(Data items)
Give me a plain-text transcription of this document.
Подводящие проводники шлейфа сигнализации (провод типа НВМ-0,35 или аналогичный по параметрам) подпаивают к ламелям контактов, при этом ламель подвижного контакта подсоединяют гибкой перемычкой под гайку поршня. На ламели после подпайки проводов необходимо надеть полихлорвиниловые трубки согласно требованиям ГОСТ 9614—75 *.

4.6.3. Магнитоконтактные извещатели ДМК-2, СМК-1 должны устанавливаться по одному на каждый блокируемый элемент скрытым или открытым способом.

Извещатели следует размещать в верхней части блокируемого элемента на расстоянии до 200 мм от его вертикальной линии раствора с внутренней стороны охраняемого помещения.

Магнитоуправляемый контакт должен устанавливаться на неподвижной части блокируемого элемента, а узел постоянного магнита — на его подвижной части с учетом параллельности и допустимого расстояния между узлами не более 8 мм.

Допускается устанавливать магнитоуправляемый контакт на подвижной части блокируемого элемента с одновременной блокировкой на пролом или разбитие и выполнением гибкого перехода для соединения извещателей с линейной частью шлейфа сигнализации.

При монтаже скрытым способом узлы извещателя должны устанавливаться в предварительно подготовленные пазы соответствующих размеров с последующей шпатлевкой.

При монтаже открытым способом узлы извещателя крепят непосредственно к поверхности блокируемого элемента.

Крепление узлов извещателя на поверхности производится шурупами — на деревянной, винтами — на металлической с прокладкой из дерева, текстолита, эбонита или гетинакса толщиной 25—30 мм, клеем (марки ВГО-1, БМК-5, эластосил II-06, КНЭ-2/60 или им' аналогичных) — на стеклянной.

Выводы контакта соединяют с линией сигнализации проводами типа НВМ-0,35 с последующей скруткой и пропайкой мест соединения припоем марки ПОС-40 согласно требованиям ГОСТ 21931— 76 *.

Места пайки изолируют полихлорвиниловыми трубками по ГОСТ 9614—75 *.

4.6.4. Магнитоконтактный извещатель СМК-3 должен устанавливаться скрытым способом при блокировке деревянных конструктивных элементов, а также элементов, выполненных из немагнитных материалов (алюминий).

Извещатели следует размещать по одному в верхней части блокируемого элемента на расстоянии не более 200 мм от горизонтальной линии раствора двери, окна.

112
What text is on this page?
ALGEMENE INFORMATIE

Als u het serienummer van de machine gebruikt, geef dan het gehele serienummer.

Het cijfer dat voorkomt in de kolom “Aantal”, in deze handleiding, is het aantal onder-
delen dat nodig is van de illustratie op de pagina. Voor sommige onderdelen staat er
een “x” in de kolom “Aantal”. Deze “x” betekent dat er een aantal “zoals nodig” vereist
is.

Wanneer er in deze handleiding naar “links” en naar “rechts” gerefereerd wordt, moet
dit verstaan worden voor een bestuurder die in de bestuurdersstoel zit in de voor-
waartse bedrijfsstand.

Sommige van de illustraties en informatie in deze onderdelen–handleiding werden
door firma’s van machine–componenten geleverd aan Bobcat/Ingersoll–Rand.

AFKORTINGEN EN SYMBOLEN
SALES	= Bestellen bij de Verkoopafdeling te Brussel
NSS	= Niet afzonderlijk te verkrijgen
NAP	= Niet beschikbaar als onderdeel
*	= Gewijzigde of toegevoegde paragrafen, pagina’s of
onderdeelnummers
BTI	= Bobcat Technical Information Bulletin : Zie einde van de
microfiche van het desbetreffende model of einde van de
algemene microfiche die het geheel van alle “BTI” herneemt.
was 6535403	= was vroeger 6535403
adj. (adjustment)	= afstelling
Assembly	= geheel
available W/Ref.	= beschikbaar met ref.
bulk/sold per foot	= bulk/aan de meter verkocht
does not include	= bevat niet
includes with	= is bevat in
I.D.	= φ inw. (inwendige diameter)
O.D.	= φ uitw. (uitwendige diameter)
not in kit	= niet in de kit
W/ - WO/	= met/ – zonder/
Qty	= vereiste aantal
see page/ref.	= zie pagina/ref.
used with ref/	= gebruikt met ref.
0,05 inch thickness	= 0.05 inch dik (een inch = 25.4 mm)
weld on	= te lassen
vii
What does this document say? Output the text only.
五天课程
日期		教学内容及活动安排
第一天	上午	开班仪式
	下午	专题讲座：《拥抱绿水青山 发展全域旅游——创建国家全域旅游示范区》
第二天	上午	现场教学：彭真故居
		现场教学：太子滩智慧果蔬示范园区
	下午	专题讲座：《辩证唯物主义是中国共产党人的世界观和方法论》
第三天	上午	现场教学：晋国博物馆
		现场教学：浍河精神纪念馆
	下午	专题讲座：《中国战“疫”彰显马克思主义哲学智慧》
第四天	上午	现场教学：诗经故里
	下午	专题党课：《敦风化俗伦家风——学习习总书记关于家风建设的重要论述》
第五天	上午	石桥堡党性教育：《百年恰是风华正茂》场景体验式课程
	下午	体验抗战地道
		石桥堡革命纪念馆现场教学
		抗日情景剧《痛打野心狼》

Your objective: Copy all lines in the listing above where the string "должны" appears.

In response:
4.6.3. Магнитоконтактные извещатели ДМК-2, СМК-1 должны устанавливаться по одному на каждый блокируемый элемент скрытым или открытым способом.
При монтаже скрытым способом узлы извещателя должны устанавливаться в предварительно подготовленные пазы соответствующих размеров с последующей шпатлевкой.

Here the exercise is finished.